--- START OF DATA FOR PROCESSING ---

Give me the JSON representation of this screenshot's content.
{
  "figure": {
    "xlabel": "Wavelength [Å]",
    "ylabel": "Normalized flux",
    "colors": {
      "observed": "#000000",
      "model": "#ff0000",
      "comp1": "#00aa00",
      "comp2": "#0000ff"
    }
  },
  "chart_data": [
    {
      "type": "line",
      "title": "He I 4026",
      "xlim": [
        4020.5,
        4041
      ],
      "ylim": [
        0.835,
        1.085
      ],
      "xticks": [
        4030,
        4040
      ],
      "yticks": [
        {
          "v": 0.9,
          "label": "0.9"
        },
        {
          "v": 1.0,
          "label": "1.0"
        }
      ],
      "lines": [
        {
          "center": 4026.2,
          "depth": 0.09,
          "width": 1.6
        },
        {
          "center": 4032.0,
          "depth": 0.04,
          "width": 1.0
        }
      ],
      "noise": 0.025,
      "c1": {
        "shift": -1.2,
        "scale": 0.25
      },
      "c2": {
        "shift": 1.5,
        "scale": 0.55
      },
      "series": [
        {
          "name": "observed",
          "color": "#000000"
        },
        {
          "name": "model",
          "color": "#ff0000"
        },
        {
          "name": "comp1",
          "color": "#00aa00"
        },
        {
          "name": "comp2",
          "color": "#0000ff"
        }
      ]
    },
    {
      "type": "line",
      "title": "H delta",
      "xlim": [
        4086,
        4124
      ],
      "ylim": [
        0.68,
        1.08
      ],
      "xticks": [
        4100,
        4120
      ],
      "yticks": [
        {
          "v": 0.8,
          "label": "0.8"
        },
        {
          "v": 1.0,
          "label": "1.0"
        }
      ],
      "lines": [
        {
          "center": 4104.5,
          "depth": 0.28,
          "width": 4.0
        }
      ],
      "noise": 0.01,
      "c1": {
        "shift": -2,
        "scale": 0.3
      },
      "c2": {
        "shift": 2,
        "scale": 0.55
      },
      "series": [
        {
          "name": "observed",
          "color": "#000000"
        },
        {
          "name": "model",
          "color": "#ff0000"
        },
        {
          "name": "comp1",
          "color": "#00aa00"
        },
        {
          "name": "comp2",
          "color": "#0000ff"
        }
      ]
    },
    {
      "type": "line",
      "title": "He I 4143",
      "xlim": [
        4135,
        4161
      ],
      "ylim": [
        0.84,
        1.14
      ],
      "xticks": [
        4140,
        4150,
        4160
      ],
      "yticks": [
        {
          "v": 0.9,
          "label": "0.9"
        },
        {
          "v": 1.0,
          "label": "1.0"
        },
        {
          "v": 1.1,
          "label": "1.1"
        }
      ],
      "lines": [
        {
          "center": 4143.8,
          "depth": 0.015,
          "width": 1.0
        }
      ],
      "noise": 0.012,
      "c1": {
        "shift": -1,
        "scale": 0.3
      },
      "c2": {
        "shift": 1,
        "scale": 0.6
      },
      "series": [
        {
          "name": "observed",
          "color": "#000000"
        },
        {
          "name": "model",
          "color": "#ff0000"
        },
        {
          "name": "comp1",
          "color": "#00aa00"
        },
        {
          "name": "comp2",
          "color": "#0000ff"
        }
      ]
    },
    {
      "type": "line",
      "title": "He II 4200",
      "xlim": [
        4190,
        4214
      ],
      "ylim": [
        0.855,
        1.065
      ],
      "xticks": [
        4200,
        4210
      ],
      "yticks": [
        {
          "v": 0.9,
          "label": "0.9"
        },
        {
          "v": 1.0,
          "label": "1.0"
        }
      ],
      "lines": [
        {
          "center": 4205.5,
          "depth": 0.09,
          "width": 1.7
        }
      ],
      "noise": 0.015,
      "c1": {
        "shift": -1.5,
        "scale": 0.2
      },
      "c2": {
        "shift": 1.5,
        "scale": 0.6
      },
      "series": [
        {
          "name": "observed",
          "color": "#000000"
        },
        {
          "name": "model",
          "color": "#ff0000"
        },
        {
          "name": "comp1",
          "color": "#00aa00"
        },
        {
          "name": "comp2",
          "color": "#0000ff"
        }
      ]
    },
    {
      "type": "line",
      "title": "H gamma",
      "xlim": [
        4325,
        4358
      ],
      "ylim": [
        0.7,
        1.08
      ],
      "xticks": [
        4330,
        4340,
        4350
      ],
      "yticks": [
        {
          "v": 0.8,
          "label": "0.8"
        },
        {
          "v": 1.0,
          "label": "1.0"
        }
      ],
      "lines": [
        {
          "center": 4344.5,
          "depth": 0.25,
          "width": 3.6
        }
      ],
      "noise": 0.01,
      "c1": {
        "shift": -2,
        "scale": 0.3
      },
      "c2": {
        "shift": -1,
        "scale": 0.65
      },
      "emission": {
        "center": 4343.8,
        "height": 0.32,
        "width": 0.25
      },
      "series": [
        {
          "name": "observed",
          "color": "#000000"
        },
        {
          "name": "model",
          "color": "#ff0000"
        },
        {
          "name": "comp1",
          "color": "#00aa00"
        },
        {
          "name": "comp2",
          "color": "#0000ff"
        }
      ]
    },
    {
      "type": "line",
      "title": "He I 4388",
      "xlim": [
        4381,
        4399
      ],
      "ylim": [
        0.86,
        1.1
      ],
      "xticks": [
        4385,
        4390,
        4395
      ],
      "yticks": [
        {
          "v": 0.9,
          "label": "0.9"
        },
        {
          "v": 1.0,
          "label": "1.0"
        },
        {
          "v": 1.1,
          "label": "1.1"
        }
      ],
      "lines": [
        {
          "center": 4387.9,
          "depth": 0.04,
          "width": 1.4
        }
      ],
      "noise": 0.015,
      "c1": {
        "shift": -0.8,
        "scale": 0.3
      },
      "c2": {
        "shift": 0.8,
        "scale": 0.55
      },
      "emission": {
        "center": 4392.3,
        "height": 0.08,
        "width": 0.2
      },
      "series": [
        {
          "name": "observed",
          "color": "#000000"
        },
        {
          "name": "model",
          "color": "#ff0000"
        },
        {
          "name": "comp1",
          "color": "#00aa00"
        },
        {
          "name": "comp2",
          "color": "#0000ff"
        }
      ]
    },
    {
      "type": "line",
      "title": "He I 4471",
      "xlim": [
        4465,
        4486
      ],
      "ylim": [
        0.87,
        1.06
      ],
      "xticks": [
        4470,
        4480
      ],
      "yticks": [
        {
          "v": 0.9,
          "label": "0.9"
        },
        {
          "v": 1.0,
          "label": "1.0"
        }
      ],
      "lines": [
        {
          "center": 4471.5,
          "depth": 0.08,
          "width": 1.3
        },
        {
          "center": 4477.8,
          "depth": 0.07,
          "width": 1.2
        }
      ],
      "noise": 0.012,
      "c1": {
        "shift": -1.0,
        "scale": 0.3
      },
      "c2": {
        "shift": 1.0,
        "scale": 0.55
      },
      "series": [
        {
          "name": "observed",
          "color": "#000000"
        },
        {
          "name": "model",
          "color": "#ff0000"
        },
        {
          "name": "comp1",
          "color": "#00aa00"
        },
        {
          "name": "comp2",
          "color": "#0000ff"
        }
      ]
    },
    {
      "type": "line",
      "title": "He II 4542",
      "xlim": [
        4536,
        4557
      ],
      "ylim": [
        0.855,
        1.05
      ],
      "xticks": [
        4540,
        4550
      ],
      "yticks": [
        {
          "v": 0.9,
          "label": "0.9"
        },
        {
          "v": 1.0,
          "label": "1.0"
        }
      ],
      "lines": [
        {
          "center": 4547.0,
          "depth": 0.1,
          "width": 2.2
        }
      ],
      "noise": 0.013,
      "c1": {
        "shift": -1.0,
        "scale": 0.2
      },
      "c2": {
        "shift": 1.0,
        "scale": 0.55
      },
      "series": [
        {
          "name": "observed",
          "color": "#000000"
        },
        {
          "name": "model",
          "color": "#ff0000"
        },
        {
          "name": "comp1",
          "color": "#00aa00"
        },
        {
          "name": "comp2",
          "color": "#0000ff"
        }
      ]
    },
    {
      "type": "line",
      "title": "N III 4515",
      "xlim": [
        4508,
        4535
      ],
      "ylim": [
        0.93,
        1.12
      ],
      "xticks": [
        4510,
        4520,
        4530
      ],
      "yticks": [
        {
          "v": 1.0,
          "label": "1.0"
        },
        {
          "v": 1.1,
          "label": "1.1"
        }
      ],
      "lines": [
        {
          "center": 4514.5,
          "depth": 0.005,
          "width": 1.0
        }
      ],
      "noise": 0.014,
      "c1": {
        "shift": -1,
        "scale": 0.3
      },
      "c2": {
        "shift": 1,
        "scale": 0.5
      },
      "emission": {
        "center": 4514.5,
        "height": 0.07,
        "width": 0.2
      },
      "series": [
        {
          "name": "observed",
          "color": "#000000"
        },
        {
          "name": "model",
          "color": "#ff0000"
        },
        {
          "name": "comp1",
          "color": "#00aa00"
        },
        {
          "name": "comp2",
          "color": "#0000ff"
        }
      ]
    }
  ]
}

--- END OF DATA FOR PROCESSING ---

_EXERCISE BRIEF_
For each line of the listing that holds the word "depth", show that line.

_RESULT FOR THIS EXERCISE_
          "depth": 0.09,
          "depth": 0.04,
          "depth": 0.28,
          "depth": 0.015,
          "depth": 0.09,
          "depth": 0.25,
          "depth": 0.04,
          "depth": 0.08,
          "depth": 0.07,
          "depth": 0.1,
          "depth": 0.005,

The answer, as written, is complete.